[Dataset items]
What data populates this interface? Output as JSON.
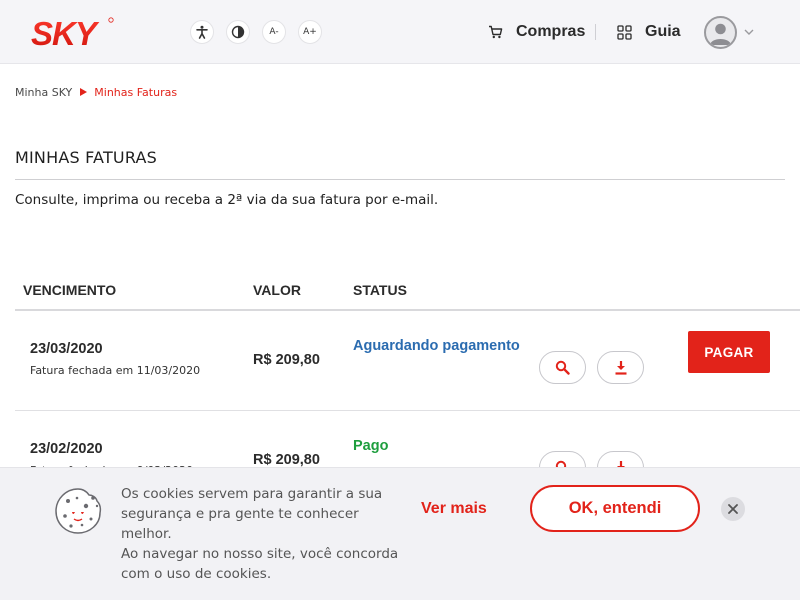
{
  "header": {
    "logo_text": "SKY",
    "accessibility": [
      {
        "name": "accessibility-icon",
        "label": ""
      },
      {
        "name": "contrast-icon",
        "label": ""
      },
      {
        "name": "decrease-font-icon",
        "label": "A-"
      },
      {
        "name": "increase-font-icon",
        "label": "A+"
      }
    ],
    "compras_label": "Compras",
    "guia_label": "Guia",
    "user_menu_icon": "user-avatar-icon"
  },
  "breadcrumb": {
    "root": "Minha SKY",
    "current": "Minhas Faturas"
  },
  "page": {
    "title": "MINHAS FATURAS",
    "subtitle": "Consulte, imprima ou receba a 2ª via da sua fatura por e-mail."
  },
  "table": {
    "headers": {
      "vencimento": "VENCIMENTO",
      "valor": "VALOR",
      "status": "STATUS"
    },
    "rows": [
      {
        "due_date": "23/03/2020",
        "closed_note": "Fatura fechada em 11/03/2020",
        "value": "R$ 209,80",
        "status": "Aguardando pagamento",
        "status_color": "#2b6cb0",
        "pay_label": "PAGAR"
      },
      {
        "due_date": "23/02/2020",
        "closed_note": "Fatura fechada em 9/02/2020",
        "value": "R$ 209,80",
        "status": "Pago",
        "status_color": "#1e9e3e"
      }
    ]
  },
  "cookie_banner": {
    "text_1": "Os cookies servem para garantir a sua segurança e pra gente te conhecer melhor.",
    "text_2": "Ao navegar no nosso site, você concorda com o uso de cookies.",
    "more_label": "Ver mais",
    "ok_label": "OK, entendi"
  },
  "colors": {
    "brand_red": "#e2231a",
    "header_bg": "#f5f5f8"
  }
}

EXERCISE OBJECTIVE:
Your task is to repeat the material above exactly, without its pictures.

EXERCISE OUTPUT:
What data populates this interface? Output as JSON.
{
  "header": {
    "logo_text": "SKY",
    "accessibility": [
      {
        "name": "accessibility-icon",
        "label": ""
      },
      {
        "name": "contrast-icon",
        "label": ""
      },
      {
        "name": "decrease-font-icon",
        "label": "A-"
      },
      {
        "name": "increase-font-icon",
        "label": "A+"
      }
    ],
    "compras_label": "Compras",
    "guia_label": "Guia",
    "user_menu_icon": "user-avatar-icon"
  },
  "breadcrumb": {
    "root": "Minha SKY",
    "current": "Minhas Faturas"
  },
  "page": {
    "title": "MINHAS FATURAS",
    "subtitle": "Consulte, imprima ou receba a 2ª via da sua fatura por e-mail."
  },
  "table": {
    "headers": {
      "vencimento": "VENCIMENTO",
      "valor": "VALOR",
      "status": "STATUS"
    },
    "rows": [
      {
        "due_date": "23/03/2020",
        "closed_note": "Fatura fechada em 11/03/2020",
        "value": "R$ 209,80",
        "status": "Aguardando pagamento",
        "status_color": "#2b6cb0",
        "pay_label": "PAGAR"
      },
      {
        "due_date": "23/02/2020",
        "closed_note": "Fatura fechada em 9/02/2020",
        "value": "R$ 209,80",
        "status": "Pago",
        "status_color": "#1e9e3e"
      }
    ]
  },
  "cookie_banner": {
    "text_1": "Os cookies servem para garantir a sua segurança e pra gente te conhecer melhor.",
    "text_2": "Ao navegar no nosso site, você concorda com o uso de cookies.",
    "more_label": "Ver mais",
    "ok_label": "OK, entendi"
  },
  "colors": {
    "brand_red": "#e2231a",
    "header_bg": "#f5f5f8"
  }
}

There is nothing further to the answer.